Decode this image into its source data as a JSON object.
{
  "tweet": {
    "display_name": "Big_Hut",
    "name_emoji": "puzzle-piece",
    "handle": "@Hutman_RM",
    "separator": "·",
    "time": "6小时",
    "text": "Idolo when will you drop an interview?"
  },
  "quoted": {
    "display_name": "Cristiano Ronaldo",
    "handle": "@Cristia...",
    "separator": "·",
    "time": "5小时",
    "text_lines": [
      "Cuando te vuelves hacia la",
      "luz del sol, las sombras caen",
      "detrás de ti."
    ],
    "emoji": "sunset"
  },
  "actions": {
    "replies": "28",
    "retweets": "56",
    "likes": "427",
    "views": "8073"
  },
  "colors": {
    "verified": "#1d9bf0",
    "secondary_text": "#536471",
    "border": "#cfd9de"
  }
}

___

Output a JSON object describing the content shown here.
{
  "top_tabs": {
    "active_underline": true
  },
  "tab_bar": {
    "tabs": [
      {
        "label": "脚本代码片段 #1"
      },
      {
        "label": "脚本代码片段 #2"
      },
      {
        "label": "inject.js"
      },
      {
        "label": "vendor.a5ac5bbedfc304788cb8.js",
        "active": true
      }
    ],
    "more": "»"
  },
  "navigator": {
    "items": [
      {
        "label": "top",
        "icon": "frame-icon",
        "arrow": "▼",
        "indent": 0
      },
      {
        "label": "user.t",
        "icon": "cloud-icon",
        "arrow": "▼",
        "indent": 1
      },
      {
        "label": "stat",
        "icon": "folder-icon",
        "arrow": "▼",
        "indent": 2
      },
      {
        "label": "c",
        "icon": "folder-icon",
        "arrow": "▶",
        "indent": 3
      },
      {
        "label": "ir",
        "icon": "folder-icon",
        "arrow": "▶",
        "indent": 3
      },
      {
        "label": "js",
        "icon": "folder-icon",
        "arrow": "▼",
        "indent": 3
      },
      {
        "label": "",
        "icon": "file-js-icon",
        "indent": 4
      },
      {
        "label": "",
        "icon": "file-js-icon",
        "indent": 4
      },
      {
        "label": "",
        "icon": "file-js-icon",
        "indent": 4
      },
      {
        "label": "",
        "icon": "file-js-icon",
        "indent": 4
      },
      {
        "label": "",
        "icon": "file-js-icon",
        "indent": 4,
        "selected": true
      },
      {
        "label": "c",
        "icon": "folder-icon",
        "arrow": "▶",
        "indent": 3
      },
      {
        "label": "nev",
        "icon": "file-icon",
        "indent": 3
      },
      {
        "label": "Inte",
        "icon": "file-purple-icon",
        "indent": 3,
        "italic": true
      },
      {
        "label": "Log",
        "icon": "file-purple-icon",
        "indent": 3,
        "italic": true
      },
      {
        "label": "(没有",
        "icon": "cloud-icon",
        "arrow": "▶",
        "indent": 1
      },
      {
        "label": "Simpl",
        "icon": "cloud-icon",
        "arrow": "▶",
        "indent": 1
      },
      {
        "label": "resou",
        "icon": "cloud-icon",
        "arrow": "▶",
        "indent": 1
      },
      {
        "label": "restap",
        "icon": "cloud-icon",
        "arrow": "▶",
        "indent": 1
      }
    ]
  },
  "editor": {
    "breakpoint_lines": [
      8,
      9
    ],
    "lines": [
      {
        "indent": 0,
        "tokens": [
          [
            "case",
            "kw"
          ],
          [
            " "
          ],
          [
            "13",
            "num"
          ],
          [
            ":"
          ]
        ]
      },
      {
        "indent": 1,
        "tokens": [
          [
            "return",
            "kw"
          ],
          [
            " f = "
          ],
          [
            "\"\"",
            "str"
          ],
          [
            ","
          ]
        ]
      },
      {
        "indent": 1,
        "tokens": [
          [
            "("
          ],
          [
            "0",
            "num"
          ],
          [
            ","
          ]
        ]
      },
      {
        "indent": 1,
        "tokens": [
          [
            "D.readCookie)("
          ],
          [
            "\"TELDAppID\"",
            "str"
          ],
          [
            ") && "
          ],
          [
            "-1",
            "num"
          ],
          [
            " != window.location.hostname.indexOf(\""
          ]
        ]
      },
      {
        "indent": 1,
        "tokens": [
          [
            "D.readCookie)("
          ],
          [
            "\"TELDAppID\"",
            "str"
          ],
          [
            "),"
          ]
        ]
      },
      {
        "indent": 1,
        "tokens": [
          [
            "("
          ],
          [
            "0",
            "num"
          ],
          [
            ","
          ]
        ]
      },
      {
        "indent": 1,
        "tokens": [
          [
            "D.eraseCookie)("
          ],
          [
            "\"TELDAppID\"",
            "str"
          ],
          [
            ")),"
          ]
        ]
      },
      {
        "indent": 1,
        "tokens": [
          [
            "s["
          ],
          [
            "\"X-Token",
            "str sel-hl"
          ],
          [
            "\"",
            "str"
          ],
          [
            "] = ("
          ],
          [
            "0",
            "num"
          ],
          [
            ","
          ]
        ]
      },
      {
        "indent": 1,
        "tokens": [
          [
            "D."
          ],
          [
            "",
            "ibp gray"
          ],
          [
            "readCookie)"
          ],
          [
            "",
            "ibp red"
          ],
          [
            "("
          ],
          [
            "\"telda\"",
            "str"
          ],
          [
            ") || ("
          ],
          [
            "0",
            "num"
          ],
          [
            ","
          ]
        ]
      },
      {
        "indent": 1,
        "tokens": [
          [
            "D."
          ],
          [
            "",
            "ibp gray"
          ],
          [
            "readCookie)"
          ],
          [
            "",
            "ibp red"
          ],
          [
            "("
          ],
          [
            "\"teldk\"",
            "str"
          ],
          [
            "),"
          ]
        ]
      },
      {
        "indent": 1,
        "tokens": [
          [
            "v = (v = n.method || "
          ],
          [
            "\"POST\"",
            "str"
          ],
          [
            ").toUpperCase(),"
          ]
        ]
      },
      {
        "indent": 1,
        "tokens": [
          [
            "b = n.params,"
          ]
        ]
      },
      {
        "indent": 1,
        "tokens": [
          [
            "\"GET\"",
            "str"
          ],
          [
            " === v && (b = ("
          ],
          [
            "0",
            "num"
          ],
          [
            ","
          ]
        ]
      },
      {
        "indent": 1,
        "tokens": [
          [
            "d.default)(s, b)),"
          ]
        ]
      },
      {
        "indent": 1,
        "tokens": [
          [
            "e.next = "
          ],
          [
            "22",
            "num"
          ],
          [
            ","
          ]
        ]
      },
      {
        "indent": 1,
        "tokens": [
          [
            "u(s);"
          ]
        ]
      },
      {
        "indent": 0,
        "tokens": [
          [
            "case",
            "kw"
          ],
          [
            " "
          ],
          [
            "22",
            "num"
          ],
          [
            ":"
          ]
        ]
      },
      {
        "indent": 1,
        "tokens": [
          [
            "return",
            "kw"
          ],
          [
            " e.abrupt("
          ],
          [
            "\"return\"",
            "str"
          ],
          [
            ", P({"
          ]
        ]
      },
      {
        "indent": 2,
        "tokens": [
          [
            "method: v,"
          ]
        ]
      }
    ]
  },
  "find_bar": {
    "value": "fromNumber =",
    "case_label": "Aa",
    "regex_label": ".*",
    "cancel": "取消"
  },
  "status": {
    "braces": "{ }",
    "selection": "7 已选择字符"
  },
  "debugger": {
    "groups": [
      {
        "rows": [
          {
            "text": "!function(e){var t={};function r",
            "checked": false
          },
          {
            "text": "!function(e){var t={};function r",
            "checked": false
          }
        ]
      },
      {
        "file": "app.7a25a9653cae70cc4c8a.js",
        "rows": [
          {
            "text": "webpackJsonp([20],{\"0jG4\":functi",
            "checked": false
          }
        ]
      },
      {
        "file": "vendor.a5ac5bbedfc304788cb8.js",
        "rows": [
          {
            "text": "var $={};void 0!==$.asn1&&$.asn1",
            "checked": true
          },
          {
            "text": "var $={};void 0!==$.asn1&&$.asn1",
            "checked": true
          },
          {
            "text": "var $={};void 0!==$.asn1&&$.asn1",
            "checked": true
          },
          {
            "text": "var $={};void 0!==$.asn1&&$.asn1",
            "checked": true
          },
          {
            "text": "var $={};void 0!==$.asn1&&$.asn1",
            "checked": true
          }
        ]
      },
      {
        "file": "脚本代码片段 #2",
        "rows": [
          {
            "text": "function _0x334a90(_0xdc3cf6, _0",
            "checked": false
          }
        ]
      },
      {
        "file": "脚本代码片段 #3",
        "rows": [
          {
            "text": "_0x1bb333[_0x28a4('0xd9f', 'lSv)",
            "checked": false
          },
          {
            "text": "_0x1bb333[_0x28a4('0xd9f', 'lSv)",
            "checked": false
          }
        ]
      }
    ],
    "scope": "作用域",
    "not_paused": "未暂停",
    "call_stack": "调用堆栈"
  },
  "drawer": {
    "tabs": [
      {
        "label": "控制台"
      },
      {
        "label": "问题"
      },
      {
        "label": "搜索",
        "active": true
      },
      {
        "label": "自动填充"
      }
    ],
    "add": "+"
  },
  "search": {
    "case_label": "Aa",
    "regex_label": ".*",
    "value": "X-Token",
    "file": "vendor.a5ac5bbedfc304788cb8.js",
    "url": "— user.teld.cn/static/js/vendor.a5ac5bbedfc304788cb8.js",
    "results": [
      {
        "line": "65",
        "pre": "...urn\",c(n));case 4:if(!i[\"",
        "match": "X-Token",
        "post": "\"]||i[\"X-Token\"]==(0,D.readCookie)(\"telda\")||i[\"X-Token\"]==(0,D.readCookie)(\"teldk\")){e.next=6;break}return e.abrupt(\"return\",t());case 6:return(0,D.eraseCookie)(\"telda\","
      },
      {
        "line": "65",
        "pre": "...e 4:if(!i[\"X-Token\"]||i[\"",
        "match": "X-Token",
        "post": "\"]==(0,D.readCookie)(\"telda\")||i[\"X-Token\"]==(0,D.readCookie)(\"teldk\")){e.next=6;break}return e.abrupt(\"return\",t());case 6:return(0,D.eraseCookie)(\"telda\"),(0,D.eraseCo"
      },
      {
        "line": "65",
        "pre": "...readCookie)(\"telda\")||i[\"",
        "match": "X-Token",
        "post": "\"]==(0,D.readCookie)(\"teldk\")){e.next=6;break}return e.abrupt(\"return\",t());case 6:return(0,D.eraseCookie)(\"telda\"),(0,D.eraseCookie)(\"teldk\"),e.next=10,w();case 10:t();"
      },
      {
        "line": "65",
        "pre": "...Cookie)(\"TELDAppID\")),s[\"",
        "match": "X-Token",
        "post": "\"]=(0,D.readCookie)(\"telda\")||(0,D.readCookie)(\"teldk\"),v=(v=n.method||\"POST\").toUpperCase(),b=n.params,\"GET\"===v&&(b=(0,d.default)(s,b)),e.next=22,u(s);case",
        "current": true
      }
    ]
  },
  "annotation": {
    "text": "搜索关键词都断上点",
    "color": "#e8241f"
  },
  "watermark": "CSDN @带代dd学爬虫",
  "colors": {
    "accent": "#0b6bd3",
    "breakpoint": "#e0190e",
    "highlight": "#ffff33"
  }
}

___

* _Written task_: Out of the preceding entries, pull every line containing the string "readCookie".

* _Problem solution_:
            "D.readCookie)("
            "D.readCookie)("
            "readCookie)"
            "readCookie)"
        "post": "\"]||i[\"X-Token\"]==(0,D.readCookie)(\"telda\")||i[\"X-Token\"]==(0,D.readCookie)(\"teldk\")){e.next=6;break}return e.abrupt(\"return\",t());case 6:return(0,D.eraseCookie)(\"telda\","
        "post": "\"]==(0,D.readCookie)(\"telda\")||i[\"X-Token\"]==(0,D.readCookie)(\"teldk\")){e.next=6;break}return e.abrupt(\"return\",t());case 6:return(0,D.eraseCookie)(\"telda\"),(0,D.eraseCo"
        "pre": "...readCookie)(\"telda\")||i[\"",
        "post": "\"]==(0,D.readCookie)(\"teldk\")){e.next=6;break}return e.abrupt(\"return\",t());case 6:return(0,D.eraseCookie)(\"telda\"),(0,D.eraseCookie)(\"teldk\"),e.next=10,w();case 10:t();"
        "post": "\"]=(0,D.readCookie)(\"telda\")||(0,D.readCookie)(\"teldk\"),v=(v=n.method||\"POST\").toUpperCase(),b=n.params,\"GET\"===v&&(b=(0,d.default)(s,b)),e.next=22,u(s);case",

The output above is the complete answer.